* Record set *

==============================

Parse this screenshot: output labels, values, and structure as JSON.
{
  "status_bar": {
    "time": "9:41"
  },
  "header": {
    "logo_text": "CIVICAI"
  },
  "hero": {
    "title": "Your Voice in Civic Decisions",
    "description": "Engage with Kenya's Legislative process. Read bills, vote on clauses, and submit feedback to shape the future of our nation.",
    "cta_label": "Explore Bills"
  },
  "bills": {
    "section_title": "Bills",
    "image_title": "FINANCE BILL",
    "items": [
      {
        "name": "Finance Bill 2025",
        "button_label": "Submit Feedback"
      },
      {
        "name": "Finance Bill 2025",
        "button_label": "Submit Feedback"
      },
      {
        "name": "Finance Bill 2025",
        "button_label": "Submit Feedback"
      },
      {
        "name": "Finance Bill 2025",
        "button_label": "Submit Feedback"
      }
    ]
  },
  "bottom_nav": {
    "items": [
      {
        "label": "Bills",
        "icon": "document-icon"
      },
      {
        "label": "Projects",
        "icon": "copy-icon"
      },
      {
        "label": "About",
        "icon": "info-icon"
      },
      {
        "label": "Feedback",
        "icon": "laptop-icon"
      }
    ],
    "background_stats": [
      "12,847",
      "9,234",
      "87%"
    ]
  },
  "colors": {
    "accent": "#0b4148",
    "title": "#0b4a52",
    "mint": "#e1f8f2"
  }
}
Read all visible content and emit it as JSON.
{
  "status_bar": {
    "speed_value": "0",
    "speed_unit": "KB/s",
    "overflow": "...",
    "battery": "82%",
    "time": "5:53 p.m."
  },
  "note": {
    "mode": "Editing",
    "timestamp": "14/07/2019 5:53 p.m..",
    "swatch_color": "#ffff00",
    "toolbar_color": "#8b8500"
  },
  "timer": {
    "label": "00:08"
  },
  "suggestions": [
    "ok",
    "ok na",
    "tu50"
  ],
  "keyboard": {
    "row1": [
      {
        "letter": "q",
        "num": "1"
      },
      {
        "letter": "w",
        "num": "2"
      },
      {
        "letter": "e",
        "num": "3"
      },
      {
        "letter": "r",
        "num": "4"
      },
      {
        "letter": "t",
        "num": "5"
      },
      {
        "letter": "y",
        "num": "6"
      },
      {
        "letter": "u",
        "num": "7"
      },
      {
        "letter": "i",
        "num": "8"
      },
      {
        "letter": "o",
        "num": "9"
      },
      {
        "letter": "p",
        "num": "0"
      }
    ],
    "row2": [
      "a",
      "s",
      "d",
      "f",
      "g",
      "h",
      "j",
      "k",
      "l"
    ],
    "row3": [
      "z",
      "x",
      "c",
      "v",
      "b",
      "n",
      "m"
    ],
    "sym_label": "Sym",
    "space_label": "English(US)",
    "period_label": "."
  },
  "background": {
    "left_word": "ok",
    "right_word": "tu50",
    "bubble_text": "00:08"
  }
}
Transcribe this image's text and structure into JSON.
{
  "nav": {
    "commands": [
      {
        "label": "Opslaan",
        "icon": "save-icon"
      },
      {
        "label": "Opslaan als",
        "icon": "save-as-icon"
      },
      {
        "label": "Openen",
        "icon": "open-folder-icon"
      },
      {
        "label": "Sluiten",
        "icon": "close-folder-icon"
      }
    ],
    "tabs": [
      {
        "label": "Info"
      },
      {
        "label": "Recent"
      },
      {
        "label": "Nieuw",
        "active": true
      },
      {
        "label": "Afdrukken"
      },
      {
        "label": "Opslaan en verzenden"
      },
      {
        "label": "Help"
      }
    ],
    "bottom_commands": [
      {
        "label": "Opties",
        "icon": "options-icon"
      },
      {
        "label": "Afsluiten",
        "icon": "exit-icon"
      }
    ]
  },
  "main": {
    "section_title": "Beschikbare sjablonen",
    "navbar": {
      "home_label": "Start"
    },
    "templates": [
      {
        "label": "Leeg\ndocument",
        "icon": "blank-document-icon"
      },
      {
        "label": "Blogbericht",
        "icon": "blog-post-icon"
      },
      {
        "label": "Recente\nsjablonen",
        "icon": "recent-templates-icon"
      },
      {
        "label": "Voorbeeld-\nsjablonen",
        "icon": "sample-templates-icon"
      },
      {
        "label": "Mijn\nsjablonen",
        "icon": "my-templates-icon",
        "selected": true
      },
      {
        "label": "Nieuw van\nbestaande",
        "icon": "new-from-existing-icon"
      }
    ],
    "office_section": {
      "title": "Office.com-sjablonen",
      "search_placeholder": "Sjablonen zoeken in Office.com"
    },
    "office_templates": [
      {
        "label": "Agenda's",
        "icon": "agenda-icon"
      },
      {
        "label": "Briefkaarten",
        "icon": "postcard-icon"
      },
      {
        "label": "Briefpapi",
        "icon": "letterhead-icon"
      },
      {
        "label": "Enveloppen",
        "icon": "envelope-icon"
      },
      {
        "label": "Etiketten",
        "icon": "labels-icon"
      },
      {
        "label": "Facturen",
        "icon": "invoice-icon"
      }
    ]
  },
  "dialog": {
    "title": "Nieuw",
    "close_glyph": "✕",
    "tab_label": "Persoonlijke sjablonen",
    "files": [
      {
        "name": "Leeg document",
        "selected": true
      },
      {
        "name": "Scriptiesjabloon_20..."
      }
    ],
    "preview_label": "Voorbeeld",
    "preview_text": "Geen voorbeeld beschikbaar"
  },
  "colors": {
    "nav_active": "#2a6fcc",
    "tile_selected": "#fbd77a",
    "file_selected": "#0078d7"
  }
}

==============================

Return the entries above exactly as they appear.

* Exercise answer *
Parse this screenshot: output labels, values, and structure as JSON.
{
  "status_bar": {
    "time": "9:41"
  },
  "header": {
    "logo_text": "CIVICAI"
  },
  "hero": {
    "title": "Your Voice in Civic Decisions",
    "description": "Engage with Kenya's Legislative process. Read bills, vote on clauses, and submit feedback to shape the future of our nation.",
    "cta_label": "Explore Bills"
  },
  "bills": {
    "section_title": "Bills",
    "image_title": "FINANCE BILL",
    "items": [
      {
        "name": "Finance Bill 2025",
        "button_label": "Submit Feedback"
      },
      {
        "name": "Finance Bill 2025",
        "button_label": "Submit Feedback"
      },
      {
        "name": "Finance Bill 2025",
        "button_label": "Submit Feedback"
      },
      {
        "name": "Finance Bill 2025",
        "button_label": "Submit Feedback"
      }
    ]
  },
  "bottom_nav": {
    "items": [
      {
        "label": "Bills",
        "icon": "document-icon"
      },
      {
        "label": "Projects",
        "icon": "copy-icon"
      },
      {
        "label": "About",
        "icon": "info-icon"
      },
      {
        "label": "Feedback",
        "icon": "laptop-icon"
      }
    ],
    "background_stats": [
      "12,847",
      "9,234",
      "87%"
    ]
  },
  "colors": {
    "accent": "#0b4148",
    "title": "#0b4a52",
    "mint": "#e1f8f2"
  }
}
Read all visible content and emit it as JSON.
{
  "status_bar": {
    "speed_value": "0",
    "speed_unit": "KB/s",
    "overflow": "...",
    "battery": "82%",
    "time": "5:53 p.m."
  },
  "note": {
    "mode": "Editing",
    "timestamp": "14/07/2019 5:53 p.m..",
    "swatch_color": "#ffff00",
    "toolbar_color": "#8b8500"
  },
  "timer": {
    "label": "00:08"
  },
  "suggestions": [
    "ok",
    "ok na",
    "tu50"
  ],
  "keyboard": {
    "row1": [
      {
        "letter": "q",
        "num": "1"
      },
      {
        "letter": "w",
        "num": "2"
      },
      {
        "letter": "e",
        "num": "3"
      },
      {
        "letter": "r",
        "num": "4"
      },
      {
        "letter": "t",
        "num": "5"
      },
      {
        "letter": "y",
        "num": "6"
      },
      {
        "letter": "u",
        "num": "7"
      },
      {
        "letter": "i",
        "num": "8"
      },
      {
        "letter": "o",
        "num": "9"
      },
      {
        "letter": "p",
        "num": "0"
      }
    ],
    "row2": [
      "a",
      "s",
      "d",
      "f",
      "g",
      "h",
      "j",
      "k",
      "l"
    ],
    "row3": [
      "z",
      "x",
      "c",
      "v",
      "b",
      "n",
      "m"
    ],
    "sym_label": "Sym",
    "space_label": "English(US)",
    "period_label": "."
  },
  "background": {
    "left_word": "ok",
    "right_word": "tu50",
    "bubble_text": "00:08"
  }
}
Transcribe this image's text and structure into JSON.
{
  "nav": {
    "commands": [
      {
        "label": "Opslaan",
        "icon": "save-icon"
      },
      {
        "label": "Opslaan als",
        "icon": "save-as-icon"
      },
      {
        "label": "Openen",
        "icon": "open-folder-icon"
      },
      {
        "label": "Sluiten",
        "icon": "close-folder-icon"
      }
    ],
    "tabs": [
      {
        "label": "Info"
      },
      {
        "label": "Recent"
      },
      {
        "label": "Nieuw",
        "active": true
      },
      {
        "label": "Afdrukken"
      },
      {
        "label": "Opslaan en verzenden"
      },
      {
        "label": "Help"
      }
    ],
    "bottom_commands": [
      {
        "label": "Opties",
        "icon": "options-icon"
      },
      {
        "label": "Afsluiten",
        "icon": "exit-icon"
      }
    ]
  },
  "main": {
    "section_title": "Beschikbare sjablonen",
    "navbar": {
      "home_label": "Start"
    },
    "templates": [
      {
        "label": "Leeg\ndocument",
        "icon": "blank-document-icon"
      },
      {
        "label": "Blogbericht",
        "icon": "blog-post-icon"
      },
      {
        "label": "Recente\nsjablonen",
        "icon": "recent-templates-icon"
      },
      {
        "label": "Voorbeeld-\nsjablonen",
        "icon": "sample-templates-icon"
      },
      {
        "label": "Mijn\nsjablonen",
        "icon": "my-templates-icon",
        "selected": true
      },
      {
        "label": "Nieuw van\nbestaande",
        "icon": "new-from-existing-icon"
      }
    ],
    "office_section": {
      "title": "Office.com-sjablonen",
      "search_placeholder": "Sjablonen zoeken in Office.com"
    },
    "office_templates": [
      {
        "label": "Agenda's",
        "icon": "agenda-icon"
      },
      {
        "label": "Briefkaarten",
        "icon": "postcard-icon"
      },
      {
        "label": "Briefpapi",
        "icon": "letterhead-icon"
      },
      {
        "label": "Enveloppen",
        "icon": "envelope-icon"
      },
      {
        "label": "Etiketten",
        "icon": "labels-icon"
      },
      {
        "label": "Facturen",
        "icon": "invoice-icon"
      }
    ]
  },
  "dialog": {
    "title": "Nieuw",
    "close_glyph": "✕",
    "tab_label": "Persoonlijke sjablonen",
    "files": [
      {
        "name": "Leeg document",
        "selected": true
      },
      {
        "name": "Scriptiesjabloon_20..."
      }
    ],
    "preview_label": "Voorbeeld",
    "preview_text": "Geen voorbeeld beschikbaar"
  },
  "colors": {
    "nav_active": "#2a6fcc",
    "tile_selected": "#fbd77a",
    "file_selected": "#0078d7"
  }
}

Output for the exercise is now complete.